┌─ RECORDS FOR THIS EXERCISE

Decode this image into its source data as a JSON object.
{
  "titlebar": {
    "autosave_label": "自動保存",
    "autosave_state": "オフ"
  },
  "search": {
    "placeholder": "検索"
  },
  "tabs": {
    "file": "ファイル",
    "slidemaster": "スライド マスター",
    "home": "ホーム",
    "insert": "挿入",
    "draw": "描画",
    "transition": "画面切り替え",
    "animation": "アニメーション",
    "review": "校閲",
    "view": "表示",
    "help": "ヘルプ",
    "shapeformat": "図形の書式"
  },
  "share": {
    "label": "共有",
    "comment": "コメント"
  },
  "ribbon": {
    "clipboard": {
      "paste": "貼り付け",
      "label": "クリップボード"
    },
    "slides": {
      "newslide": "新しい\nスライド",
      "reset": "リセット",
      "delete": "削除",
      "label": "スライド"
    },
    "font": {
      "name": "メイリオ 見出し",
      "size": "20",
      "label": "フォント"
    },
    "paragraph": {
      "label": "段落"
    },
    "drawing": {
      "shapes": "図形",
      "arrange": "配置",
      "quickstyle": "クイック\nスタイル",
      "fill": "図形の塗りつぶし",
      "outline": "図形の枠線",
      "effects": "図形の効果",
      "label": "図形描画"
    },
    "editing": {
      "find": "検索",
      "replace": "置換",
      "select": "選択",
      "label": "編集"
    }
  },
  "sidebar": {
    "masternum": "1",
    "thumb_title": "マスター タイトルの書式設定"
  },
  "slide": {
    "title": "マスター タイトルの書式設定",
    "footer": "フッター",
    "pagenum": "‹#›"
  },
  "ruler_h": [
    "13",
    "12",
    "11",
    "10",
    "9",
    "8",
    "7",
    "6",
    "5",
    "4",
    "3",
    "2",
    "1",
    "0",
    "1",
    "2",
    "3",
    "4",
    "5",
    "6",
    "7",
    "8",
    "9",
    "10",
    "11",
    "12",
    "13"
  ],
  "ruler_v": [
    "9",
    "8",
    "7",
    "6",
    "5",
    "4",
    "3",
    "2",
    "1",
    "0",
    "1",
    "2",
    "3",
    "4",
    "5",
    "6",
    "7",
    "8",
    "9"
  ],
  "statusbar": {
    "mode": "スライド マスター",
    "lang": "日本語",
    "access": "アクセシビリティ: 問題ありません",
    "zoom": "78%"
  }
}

└─

### WHAT IS BEING ASKED
Copy out each line exactly.

### RESULT OF THE TASK
Decode this image into its source data as a JSON object.
{
  "titlebar": {
    "autosave_label": "自動保存",
    "autosave_state": "オフ"
  },
  "search": {
    "placeholder": "検索"
  },
  "tabs": {
    "file": "ファイル",
    "slidemaster": "スライド マスター",
    "home": "ホーム",
    "insert": "挿入",
    "draw": "描画",
    "transition": "画面切り替え",
    "animation": "アニメーション",
    "review": "校閲",
    "view": "表示",
    "help": "ヘルプ",
    "shapeformat": "図形の書式"
  },
  "share": {
    "label": "共有",
    "comment": "コメント"
  },
  "ribbon": {
    "clipboard": {
      "paste": "貼り付け",
      "label": "クリップボード"
    },
    "slides": {
      "newslide": "新しい\nスライド",
      "reset": "リセット",
      "delete": "削除",
      "label": "スライド"
    },
    "font": {
      "name": "メイリオ 見出し",
      "size": "20",
      "label": "フォント"
    },
    "paragraph": {
      "label": "段落"
    },
    "drawing": {
      "shapes": "図形",
      "arrange": "配置",
      "quickstyle": "クイック\nスタイル",
      "fill": "図形の塗りつぶし",
      "outline": "図形の枠線",
      "effects": "図形の効果",
      "label": "図形描画"
    },
    "editing": {
      "find": "検索",
      "replace": "置換",
      "select": "選択",
      "label": "編集"
    }
  },
  "sidebar": {
    "masternum": "1",
    "thumb_title": "マスター タイトルの書式設定"
  },
  "slide": {
    "title": "マスター タイトルの書式設定",
    "footer": "フッター",
    "pagenum": "‹#›"
  },
  "ruler_h": [
    "13",
    "12",
    "11",
    "10",
    "9",
    "8",
    "7",
    "6",
    "5",
    "4",
    "3",
    "2",
    "1",
    "0",
    "1",
    "2",
    "3",
    "4",
    "5",
    "6",
    "7",
    "8",
    "9",
    "10",
    "11",
    "12",
    "13"
  ],
  "ruler_v": [
    "9",
    "8",
    "7",
    "6",
    "5",
    "4",
    "3",
    "2",
    "1",
    "0",
    "1",
    "2",
    "3",
    "4",
    "5",
    "6",
    "7",
    "8",
    "9"
  ],
  "statusbar": {
    "mode": "スライド マスター",
    "lang": "日本語",
    "access": "アクセシビリティ: 問題ありません",
    "zoom": "78%"
  }
}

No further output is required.